(GOAL OF THE EXERCISE):
Print the records below word for word, but leave out the pictures.
=-=-=
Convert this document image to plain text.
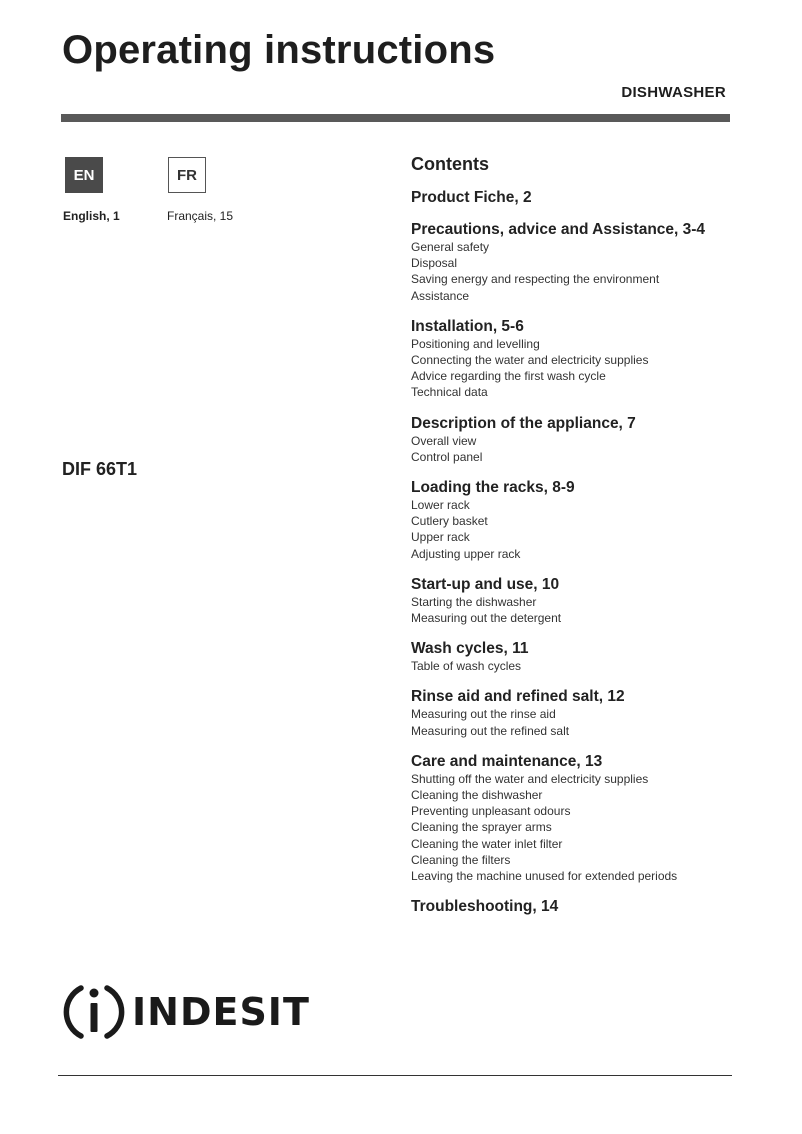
Operating instructions
DISHWASHER
EN	FR
English, 1	Français, 15
DIF 66T1
Contents
Product Fiche, 2
Precautions, advice and Assistance, 3-4
General safety
Disposal
Saving energy and respecting the environment
Assistance
Installation, 5-6
Positioning and levelling
Connecting the water and electricity supplies
Advice regarding the first wash cycle
Technical data
Description of the appliance, 7
Overall view
Control panel
Loading the racks, 8-9
Lower rack
Cutlery basket
Upper rack
Adjusting upper rack
Start-up and use, 10
Starting the dishwasher
Measuring out the detergent
Wash cycles, 11
Table of wash cycles
Rinse aid and refined salt, 12
Measuring out the rinse aid
Measuring out the refined salt
Care and maintenance, 13
Shutting off the water and electricity supplies
Cleaning the dishwasher
Preventing unpleasant odours
Cleaning the sprayer arms
Cleaning the water inlet filter
Cleaning the filters
Leaving the machine unused for extended periods
Troubleshooting, 14
INDESIT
=-=-=
(OUTPUT BELOW):
Convert this document image to plain text.
Operating instructions
DISHWASHER
EN	FR
English, 1	Français, 15
DIF 66T1
Contents
Product Fiche, 2
Precautions, advice and Assistance, 3-4
General safety
Disposal
Saving energy and respecting the environment
Assistance
Installation, 5-6
Positioning and levelling
Connecting the water and electricity supplies
Advice regarding the first wash cycle
Technical data
Description of the appliance, 7
Overall view
Control panel
Loading the racks, 8-9
Lower rack
Cutlery basket
Upper rack
Adjusting upper rack
Start-up and use, 10
Starting the dishwasher
Measuring out the detergent
Wash cycles, 11
Table of wash cycles
Rinse aid and refined salt, 12
Measuring out the rinse aid
Measuring out the refined salt
Care and maintenance, 13
Shutting off the water and electricity supplies
Cleaning the dishwasher
Preventing unpleasant odours
Cleaning the sprayer arms
Cleaning the water inlet filter
Cleaning the filters
Leaving the machine unused for extended periods
Troubleshooting, 14
INDESIT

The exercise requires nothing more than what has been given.